_Page text_

Maintaining face (reputation or honor) is generally more important in high-context cultures than in low-context. Because of the importance of maintaining face, high-context negotiators generally try to minimize uncertainty and to prevent crises, confrontations, and surprises. Being caught by surprise is likely to result in a loss of face for someone. Similarly someone is likely to lose in a confrontation, with the attending loss of face. Low-context cultures are less concerned with issues of face, and so are more open to uncertainty, competition and confrontation. The beginning phase of negotiations can be complicated by differences between hierarchical and egalitarian cultures. Egalitarian cultures assume negotiations will proceed by the parties taking turns presenting their concerns, and reciprocating initiatives in kind. Low- context negotiators tend to open negotiations by first setting forth their position, assuming that the other side will respond by stating their opposing position. Low-context cultures view declaring a opening position to be risky and confrontational. The opening positions reveal the party's interests. When this statement of positions is not reciprocated it gives the reticent party an advantage. Hierarchical cultures may view the parties' relationship as that of supplicant to superior, and so be "quite happy to demand one-sided concessions in payment of a supposed moral debt or as the duty of the stronger party."[p. 84]. Cultures also differ in their preference for agreement on specifics or on general principles. Low-context negotiators are likely to rely on the factual-inductive mode of persuasion, which focuses on examining the facts at hand and crafting a conclusion to fit those facts. High context negotiators may prefer the axiomatic-deductive mode of persuasion, which seeks agreement on general principles and then applies those principles to the case at hand.

_Extracted material_
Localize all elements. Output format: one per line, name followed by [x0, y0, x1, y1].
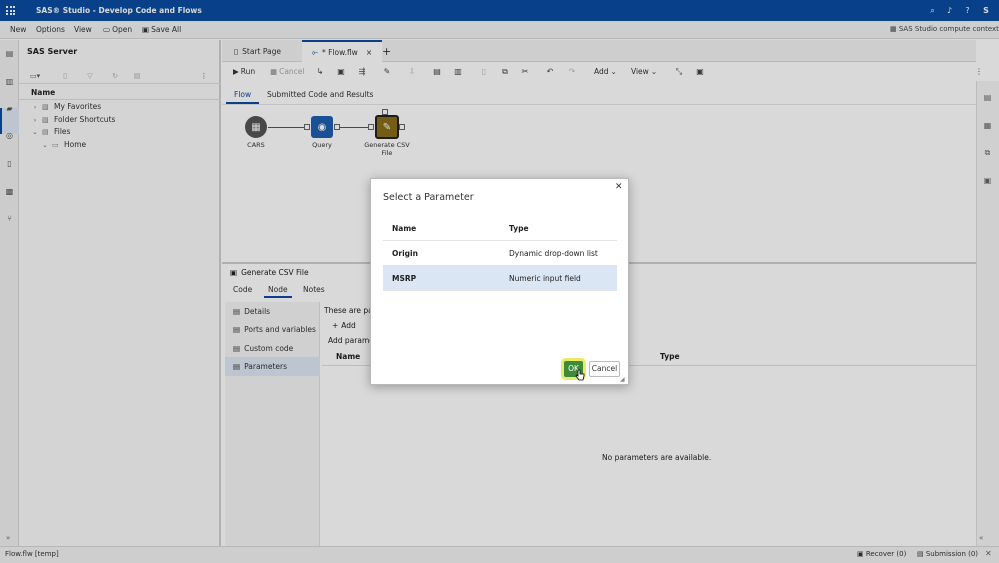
col-name-header: Name — [392, 224, 417, 233]
table-row[interactable]: Origin Dynamic drop-down list — [383, 241, 617, 266]
col-type-header: Type — [509, 224, 529, 233]
cancel-button[interactable]: Cancel — [589, 361, 620, 377]
select-parameter-dialog: Select a Parameter ✕ Name Type Origin Dy… — [370, 178, 629, 385]
param-type: Numeric input field — [509, 274, 581, 283]
hand-cursor-icon — [575, 369, 585, 381]
table-row-selected[interactable]: MSRP Numeric input field — [383, 266, 617, 291]
dialog-title: Select a Parameter — [383, 192, 474, 203]
param-type: Dynamic drop-down list — [509, 249, 598, 258]
resize-grip-icon[interactable]: ◢ — [620, 376, 625, 383]
param-name: MSRP — [392, 274, 417, 283]
parameter-table: Name Type Origin Dynamic drop-down list … — [383, 216, 617, 291]
param-name: Origin — [392, 249, 418, 258]
table-header: Name Type — [383, 216, 617, 241]
close-icon[interactable]: ✕ — [615, 182, 623, 192]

_Task_
According to the text on negotiation across cultures, which mode of persuasion may high-context negotiators prefer?

_Written answer_
The axiomatic-deductive mode, which seeks agreement on general principles and then applies those principles to the case at hand.